---- TEXT PROVIDED

Something to think about, people take things for granted and the people in question were educated and “comfortable”.  They pledged their sacred honor for this and some lost everything on a matter or principle.

What happened to the signers of the Declaration of Independence?

This is the Price They Paid: 



Have you ever wondered what happened to the 56 men who signed the Declaration of Independence?
Five signers were captured by the British as traitors, and tortured before they died. Twelve had their homes ransacked and burned. Two lost their sons in the revolutionary army, another had two sons captured. Nine of the 56 fought and died from wounds or hardships of the revolutionary war.
They signed and they pledged their lives, their fortunes, and their sacred honor.
What kind of men were they? Twenty-four were lawyers and jurists. Eleven were merchants, nine were farmers and large plantation owners, men of means, well educated. But they signed the Declaration of Independence knowing full well that the penalty would be death if they were captured.
Carter Braxton of Virginia, a wealthy planter and trader, saw his ships swept from the seas by the British Navy. He sold his home and properties to pay his debts, and died in rags.
Thomas McKeam was so hounded by the British that he was forced to move his family almost constantly. He served in the Congress without pay, and his family was kept in hiding. His possessions were taken from him, and poverty was his reward.
Vandals or soldiers or both, looted the properties of Ellery, Clymer, Hall, Walton, Gwinnett, Heyward, Ruttledge, and Middleton.

--------
---- RECORDED DATA

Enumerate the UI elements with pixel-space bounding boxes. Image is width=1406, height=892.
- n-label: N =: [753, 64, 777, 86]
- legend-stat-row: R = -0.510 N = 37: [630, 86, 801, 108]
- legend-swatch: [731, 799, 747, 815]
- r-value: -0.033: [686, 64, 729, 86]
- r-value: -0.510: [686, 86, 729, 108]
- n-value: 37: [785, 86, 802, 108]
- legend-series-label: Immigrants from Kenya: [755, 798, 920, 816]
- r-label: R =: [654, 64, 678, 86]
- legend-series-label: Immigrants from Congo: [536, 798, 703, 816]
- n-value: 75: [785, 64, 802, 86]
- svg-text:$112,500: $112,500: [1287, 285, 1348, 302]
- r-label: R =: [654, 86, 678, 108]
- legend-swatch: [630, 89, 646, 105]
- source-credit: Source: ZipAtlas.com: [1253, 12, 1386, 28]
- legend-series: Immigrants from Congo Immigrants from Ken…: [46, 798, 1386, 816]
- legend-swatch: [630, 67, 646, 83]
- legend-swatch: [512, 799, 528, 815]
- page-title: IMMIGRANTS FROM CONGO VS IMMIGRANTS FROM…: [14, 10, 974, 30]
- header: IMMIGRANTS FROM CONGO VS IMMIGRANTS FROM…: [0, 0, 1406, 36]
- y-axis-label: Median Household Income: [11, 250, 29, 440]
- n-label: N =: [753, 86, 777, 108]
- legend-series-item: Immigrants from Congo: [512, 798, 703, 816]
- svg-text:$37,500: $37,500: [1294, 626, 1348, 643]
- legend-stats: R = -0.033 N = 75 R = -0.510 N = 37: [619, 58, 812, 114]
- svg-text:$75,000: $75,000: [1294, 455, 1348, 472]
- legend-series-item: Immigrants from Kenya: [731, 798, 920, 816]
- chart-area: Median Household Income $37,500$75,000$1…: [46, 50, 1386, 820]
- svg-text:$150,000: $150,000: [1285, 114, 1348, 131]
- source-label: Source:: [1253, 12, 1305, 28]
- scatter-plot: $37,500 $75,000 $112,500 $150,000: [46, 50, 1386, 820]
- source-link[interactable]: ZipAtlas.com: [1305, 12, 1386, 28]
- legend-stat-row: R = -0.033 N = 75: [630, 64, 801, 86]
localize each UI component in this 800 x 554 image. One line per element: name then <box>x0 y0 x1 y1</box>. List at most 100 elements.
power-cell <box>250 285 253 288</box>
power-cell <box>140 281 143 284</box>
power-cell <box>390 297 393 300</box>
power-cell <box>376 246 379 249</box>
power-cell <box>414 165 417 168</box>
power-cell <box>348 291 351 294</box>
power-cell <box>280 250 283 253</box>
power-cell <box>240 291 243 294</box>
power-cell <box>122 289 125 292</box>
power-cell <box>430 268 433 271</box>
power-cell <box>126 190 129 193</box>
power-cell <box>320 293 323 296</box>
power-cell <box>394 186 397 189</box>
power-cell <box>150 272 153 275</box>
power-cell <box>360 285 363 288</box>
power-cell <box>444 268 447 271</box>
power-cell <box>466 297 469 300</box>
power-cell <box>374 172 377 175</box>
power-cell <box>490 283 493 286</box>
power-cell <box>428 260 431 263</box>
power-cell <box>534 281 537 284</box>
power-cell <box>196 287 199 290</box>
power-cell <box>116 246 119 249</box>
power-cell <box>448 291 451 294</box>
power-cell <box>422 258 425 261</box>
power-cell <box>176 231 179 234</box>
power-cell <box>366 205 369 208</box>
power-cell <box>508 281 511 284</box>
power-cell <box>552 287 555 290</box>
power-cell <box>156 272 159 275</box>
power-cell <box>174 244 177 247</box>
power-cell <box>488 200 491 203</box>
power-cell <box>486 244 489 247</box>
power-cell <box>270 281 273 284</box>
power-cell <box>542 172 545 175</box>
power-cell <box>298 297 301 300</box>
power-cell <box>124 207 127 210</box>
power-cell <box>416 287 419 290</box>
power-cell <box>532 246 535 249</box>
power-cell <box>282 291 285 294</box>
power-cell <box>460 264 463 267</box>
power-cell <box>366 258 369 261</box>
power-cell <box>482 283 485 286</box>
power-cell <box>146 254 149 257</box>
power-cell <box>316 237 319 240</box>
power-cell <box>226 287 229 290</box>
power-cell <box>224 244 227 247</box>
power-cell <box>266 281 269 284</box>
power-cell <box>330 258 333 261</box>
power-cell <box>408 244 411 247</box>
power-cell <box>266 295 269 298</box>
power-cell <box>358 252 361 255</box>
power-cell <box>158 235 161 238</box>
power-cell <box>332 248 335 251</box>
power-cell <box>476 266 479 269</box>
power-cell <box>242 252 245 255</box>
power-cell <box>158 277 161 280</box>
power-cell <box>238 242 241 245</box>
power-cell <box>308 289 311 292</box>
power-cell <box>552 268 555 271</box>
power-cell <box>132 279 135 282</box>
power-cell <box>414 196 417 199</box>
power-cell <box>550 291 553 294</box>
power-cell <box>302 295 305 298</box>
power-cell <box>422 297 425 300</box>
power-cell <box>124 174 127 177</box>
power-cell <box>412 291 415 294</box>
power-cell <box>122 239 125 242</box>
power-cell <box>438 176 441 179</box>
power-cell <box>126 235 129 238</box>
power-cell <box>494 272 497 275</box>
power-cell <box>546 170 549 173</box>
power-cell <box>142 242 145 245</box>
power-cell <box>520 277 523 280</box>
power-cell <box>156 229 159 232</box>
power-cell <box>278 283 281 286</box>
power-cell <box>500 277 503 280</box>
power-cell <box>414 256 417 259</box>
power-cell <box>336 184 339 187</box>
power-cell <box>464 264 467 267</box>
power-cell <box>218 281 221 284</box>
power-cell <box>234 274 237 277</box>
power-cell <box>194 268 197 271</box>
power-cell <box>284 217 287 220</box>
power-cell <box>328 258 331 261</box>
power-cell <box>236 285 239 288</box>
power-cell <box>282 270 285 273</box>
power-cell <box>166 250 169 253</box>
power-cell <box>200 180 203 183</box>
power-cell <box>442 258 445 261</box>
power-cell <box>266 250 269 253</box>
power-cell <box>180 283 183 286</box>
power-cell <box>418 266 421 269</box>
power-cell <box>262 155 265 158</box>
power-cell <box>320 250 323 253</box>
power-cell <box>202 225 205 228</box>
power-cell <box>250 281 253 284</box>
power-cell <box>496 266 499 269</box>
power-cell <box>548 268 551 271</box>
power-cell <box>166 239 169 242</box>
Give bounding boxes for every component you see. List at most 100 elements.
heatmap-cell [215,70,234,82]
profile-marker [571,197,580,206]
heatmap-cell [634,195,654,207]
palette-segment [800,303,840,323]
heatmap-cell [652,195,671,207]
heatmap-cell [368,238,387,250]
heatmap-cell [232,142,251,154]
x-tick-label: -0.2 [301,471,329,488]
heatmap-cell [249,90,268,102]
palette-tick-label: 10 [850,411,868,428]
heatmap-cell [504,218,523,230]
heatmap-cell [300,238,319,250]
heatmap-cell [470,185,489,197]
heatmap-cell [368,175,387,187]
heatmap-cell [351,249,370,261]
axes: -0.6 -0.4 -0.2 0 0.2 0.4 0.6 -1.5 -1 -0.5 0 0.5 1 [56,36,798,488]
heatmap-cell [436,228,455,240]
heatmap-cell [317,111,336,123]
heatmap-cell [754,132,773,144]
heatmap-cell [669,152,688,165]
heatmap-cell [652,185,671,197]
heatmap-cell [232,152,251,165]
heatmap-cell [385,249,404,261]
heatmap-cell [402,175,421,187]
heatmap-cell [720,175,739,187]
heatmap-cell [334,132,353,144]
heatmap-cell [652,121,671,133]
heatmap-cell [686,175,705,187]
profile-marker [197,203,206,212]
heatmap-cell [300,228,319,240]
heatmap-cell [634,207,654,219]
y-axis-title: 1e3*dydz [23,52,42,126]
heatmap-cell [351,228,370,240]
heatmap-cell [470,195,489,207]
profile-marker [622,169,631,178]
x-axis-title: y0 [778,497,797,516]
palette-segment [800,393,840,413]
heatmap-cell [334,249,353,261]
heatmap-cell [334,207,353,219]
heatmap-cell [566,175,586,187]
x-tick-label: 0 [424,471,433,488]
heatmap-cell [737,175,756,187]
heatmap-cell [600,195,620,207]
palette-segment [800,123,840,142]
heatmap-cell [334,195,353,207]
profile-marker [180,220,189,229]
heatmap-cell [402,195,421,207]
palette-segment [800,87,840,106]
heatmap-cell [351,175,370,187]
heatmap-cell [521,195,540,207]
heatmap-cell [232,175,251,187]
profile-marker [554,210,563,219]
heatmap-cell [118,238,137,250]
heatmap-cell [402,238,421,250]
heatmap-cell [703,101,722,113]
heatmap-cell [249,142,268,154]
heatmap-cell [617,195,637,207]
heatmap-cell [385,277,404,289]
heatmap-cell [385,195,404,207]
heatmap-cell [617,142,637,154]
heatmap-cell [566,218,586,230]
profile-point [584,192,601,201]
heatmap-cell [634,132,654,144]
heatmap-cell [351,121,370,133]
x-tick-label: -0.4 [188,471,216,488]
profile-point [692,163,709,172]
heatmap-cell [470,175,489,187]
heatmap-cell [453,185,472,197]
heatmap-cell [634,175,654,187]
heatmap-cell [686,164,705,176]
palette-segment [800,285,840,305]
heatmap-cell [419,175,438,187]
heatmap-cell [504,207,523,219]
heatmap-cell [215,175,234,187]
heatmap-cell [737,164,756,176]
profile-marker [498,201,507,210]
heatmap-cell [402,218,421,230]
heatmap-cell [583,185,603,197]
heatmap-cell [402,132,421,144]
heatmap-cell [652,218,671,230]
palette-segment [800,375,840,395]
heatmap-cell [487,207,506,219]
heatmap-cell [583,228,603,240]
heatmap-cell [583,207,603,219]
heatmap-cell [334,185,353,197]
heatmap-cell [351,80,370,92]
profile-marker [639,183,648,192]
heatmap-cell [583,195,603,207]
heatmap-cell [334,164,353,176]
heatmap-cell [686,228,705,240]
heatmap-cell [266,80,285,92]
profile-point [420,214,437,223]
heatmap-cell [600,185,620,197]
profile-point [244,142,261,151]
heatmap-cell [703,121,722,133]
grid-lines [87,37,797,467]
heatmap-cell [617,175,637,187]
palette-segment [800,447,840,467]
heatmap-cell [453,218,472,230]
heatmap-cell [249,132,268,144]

--------

▸ TO BE DONE
• a. Convert the rows, from the first one through the line containing "- r-label: R =: [654, 64, 678, 86]", into a numbered list, leaving out any blank lines.
• b. Continue the text on the signers of the Declaration of Independence from where it stops.
The rows have no connection to the text on the signers of the Declaration of Independence.

▸ THE REPLIES
• a.
1. Enumerate the UI elements with pixel-space bounding boxes. Image is width=1406, height=892.
2. - n-label: N =: [753, 64, 777, 86]
3. - legend-stat-row: R = -0.510 N = 37: [630, 86, 801, 108]
4. - legend-swatch: [731, 799, 747, 815]
5. - r-value: -0.033: [686, 64, 729, 86]
6. - r-value: -0.510: [686, 86, 729, 108]
7. - n-value: 37: [785, 86, 802, 108]
8. - legend-series-label: Immigrants from Kenya: [755, 798, 920, 816]
9. - r-label: R =: [654, 64, 678, 86]

• b.
At the battle of Yorktown, Thomas Nelson Jr., noted that the British General Cornwallis had taken over the Nelson home for his headquarters. The owner quietly urged General George Washington to open fire. The home was destroyed, and Nelson died bankrupt.
Francis Lewis had his home and properties destroyed. The enemy jailed his wife, and she died within a few months.
John Hart was driven from his wife’s bedside as she was dying. Their 13 children fled for their lives. His fields and his gristmill were laid to waste. For more than a year he lived in forests and caves, returning home to find his wife dead and his children vanished. A few weeks later he died from exhaustion and a broken heart. Norris and Livingston suffered similar fates.
Such were the stories and sacrifices of the American Revolution. These were not wild eyed, rabble-rousing ruffians. They were soft-spoken men of means and education. They had security, but they valued liberty more. Standing tall, straight, and unwavering, they pledged: “For the support of this declaration, with firm reliance on the protection of the divine providence, we mutually pledge to each other, our lives, our fortunes, and our sacred honor.”